-- start of Supplied entries --

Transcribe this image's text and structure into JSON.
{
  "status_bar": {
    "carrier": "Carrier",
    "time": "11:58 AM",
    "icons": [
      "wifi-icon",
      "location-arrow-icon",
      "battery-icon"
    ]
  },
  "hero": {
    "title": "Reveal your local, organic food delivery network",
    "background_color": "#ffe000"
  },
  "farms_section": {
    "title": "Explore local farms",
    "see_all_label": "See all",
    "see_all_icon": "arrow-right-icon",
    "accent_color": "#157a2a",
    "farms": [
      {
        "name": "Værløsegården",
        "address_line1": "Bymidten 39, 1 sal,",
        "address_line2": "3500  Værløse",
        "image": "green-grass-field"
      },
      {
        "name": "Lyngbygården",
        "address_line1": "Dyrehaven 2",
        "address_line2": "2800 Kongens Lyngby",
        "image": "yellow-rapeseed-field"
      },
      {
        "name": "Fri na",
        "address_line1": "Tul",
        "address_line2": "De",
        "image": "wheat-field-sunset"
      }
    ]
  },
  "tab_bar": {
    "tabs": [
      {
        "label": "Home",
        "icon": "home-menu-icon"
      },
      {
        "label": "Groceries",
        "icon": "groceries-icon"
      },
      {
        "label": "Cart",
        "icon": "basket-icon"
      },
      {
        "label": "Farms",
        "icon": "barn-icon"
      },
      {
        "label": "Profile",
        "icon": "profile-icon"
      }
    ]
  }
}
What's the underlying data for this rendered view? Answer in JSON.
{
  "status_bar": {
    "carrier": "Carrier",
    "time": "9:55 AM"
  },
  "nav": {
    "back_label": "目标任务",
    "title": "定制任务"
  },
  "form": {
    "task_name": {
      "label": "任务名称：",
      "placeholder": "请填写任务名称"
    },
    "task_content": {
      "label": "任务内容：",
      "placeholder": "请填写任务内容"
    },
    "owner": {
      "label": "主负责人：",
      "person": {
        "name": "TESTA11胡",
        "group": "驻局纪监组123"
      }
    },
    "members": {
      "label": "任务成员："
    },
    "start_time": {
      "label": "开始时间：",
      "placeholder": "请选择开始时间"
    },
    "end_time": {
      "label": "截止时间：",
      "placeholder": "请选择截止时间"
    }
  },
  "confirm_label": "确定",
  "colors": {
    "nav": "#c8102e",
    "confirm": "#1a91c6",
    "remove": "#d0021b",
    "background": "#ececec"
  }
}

-- end of Supplied entries --

* **Goal**
Go through the data and gather every line that holds "arrow".

* **The output**
      "location-arrow-icon",
    "see_all_icon": "arrow-right-icon",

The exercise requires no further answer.